--- What you will do ---
1 > The Celtics-era basketball post names several ways human nature interfered with how Red's team played. List every one of them.
2 > Pick up the Celtics-era basketball post after its last sentence and keep writing in the same joking style.

--- Supplied passage ---
════

Monday, September 28, 2015

Shootyhoops Basketmakers: the Era of the Celtics

The Era of the Celtics or: Terrifying Basketball Robots Take Over
In the mid-50s, a man named Red Auerbach came to power.  Red was a simple man.  He had grown up the son of a dry cleaner and so had undergone the usual bullying that accompanies one’s father being a piece of laundry equipment.  However, that very connection to the mechanical shaped Red into the basketball mastermind he would one day become.  After adopting the last name “Auerbach” after sneezing loudly while in line at the DMV, Red joined the Navy and began coaching the academy’s basketball team.  Red loved the military efficiency that his team played with but couldn’t help but noticing how all those intricacies of being human got in the way.  Players would miss games for family emergencies or because they had been run over by a train.  Sometimes the point guard would relay the wrong play or make a poor decision.  To err is to be human, and Red Auerbach would have none of that.

════

--- Given material ---
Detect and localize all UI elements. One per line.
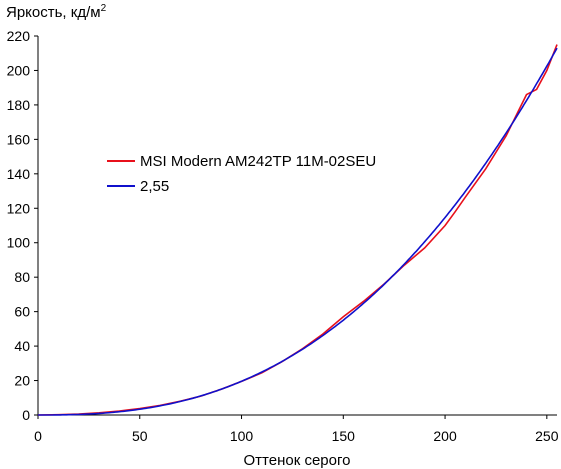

════

--- Task-by-task outputs ---
1 >
- Players missing games for family emergencies
- Players missing games because they had been run over by a train
- The point guard relaying the wrong play
- The point guard making a poor decision

2 >
Pictured: Red Auerbach
For you see, Red wanted one thing: to win.  He had the heart of a champion.  And with that heart, which he had torn from the chest of Joe Louis in 1938 and kept on display on his mantle, Red knew he had what it took to dominate the NBA.  For you see, the NBA had the same problems that Red was having with his Navy teams: everyone playing the game was entirely too human.  Red drew on his childhood roots to fix this problem.  In 1946, when Red was hired to coach the Washington Capitols of the BAA, he began work on his robot army.

Having never built sentient robots before, Red’s first few attempts were absolute failures.  Several members of the 1947-48 Capitols begun to develop feelings and empathy, and so had to be put down like the disgusting robot dogs that they were.  Another robot was retired when it tore the head off an opposing player to see how humans worked.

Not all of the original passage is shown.